### [To be done]
Select from the data all lines with the word "khấu".

### [Exercise materials]
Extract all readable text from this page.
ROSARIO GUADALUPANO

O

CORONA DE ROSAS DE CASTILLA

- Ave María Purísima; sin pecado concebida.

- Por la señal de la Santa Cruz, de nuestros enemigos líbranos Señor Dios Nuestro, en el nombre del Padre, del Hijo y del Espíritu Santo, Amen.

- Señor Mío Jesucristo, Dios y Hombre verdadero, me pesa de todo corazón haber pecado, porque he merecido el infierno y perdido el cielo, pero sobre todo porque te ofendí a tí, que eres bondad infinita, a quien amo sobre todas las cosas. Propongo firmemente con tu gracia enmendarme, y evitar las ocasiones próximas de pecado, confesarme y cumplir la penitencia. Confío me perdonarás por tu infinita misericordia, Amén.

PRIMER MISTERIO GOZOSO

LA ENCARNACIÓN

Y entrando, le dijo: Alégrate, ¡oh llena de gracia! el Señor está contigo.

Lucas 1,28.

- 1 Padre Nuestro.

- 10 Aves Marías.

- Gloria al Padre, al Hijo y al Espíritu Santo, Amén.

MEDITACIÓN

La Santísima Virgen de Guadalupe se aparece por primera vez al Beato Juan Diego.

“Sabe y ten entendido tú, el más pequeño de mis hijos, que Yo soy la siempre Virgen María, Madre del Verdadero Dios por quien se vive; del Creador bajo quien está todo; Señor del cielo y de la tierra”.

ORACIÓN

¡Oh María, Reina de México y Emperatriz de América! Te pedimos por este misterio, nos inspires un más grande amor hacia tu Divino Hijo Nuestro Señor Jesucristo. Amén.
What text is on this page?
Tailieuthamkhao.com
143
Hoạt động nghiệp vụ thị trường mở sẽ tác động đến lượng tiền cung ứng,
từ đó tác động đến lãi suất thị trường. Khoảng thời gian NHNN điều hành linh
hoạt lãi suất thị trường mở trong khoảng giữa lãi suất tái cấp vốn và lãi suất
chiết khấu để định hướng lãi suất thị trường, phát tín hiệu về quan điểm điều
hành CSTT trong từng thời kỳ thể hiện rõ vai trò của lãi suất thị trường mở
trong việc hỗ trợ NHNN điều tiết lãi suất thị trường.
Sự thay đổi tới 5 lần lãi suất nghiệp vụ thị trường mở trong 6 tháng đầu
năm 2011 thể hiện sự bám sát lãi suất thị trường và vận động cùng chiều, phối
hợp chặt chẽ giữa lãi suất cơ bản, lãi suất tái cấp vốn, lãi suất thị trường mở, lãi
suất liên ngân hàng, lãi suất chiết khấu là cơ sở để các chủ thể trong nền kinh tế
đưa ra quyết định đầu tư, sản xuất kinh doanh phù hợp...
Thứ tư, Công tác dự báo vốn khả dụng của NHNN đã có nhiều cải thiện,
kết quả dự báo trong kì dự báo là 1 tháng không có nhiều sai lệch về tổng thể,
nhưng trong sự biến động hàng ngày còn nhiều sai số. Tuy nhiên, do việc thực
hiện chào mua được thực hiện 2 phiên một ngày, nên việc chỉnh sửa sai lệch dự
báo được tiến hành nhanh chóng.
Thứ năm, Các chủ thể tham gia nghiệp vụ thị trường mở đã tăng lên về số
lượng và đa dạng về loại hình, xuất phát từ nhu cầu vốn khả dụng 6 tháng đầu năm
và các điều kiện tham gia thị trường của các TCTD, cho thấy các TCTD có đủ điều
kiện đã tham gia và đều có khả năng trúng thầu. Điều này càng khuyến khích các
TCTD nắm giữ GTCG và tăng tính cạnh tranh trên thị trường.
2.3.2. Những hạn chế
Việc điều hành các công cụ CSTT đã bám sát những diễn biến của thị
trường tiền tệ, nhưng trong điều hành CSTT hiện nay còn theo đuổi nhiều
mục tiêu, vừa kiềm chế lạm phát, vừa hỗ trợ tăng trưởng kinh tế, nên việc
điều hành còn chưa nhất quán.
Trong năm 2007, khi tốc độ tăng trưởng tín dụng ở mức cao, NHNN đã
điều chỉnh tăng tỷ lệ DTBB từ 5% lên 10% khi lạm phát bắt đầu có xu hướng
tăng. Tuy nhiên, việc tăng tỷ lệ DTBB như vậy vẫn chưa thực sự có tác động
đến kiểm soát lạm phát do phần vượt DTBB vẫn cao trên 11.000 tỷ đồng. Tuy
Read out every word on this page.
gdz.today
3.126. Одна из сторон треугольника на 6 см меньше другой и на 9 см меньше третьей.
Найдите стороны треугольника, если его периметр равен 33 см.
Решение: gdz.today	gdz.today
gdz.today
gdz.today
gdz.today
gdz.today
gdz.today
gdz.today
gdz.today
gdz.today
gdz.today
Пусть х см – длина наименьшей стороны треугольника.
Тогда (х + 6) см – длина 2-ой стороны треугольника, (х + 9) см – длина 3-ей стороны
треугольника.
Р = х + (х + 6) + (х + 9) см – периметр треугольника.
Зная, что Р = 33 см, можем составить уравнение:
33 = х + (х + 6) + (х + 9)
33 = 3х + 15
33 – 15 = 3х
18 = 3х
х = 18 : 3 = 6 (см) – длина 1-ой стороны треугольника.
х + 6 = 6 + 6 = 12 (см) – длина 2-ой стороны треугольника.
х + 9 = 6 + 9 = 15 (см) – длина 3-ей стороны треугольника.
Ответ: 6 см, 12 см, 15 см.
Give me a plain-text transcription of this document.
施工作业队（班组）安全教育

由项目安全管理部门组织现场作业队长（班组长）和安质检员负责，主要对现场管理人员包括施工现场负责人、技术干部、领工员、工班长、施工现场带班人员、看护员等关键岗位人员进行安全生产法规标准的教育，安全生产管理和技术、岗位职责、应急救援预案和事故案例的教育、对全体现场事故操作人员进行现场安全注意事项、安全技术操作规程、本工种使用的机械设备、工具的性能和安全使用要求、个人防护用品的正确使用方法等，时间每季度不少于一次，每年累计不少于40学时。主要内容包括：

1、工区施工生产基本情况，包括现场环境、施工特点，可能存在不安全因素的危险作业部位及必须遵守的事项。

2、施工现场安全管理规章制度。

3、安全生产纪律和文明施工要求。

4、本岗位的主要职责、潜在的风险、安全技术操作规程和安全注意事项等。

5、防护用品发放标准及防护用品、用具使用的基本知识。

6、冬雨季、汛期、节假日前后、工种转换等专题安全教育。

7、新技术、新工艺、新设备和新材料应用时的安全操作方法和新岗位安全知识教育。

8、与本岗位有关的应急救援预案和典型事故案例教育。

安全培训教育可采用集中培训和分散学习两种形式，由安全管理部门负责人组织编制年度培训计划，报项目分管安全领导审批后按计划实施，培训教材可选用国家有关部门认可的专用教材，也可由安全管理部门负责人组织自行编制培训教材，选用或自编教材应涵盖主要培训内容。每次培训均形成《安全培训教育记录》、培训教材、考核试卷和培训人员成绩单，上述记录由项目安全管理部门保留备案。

### [Output for this exercise]
chiết khấu để định hướng lãi suất thị trường, phát tín hiệu về quan điểm điều
suất liên ngân hàng, lãi suất chiết khấu là cơ sở để các chủ thể trong nền kinh tế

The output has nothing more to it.